## START Records provided

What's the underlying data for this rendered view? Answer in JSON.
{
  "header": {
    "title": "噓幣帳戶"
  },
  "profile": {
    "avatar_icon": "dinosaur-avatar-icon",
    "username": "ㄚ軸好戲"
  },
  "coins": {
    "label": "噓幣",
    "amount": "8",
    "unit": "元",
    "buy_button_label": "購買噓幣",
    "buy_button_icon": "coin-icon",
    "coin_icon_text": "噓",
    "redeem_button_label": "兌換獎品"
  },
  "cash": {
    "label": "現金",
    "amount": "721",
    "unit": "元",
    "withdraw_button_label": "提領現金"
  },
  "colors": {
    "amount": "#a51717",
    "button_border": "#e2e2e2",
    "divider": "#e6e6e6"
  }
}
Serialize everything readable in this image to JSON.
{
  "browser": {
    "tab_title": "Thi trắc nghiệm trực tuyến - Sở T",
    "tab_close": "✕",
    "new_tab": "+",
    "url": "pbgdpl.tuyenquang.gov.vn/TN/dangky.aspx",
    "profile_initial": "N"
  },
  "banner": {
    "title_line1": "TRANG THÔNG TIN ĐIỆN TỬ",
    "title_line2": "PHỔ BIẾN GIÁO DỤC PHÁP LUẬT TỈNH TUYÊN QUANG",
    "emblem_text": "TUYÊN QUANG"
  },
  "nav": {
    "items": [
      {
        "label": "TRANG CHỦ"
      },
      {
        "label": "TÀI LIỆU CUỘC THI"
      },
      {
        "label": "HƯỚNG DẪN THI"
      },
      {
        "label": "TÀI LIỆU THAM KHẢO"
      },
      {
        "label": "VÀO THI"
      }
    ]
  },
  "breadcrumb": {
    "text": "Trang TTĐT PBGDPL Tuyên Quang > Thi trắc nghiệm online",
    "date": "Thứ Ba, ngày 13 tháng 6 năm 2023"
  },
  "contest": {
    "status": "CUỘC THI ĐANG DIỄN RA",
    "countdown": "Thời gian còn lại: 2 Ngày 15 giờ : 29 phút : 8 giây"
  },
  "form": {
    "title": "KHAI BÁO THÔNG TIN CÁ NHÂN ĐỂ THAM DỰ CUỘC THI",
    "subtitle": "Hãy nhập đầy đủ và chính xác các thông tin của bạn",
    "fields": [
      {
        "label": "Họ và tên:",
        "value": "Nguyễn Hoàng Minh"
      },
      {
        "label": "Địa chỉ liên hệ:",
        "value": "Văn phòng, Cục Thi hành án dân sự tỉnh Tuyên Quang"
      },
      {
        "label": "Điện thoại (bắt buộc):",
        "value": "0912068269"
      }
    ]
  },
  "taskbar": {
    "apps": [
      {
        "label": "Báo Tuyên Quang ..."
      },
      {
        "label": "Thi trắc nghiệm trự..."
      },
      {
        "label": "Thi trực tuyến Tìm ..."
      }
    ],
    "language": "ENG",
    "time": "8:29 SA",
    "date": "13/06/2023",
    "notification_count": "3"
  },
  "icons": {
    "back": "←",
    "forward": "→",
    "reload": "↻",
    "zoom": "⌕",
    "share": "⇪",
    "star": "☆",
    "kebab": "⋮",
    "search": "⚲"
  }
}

## END Records provided

Check the data for the word "tuyến" and pull out the lines that have it.

    "tab_title": "Thi trắc nghiệm trực tuyến - Sở T",
        "label": "Thi trực tuyến Tìm ..."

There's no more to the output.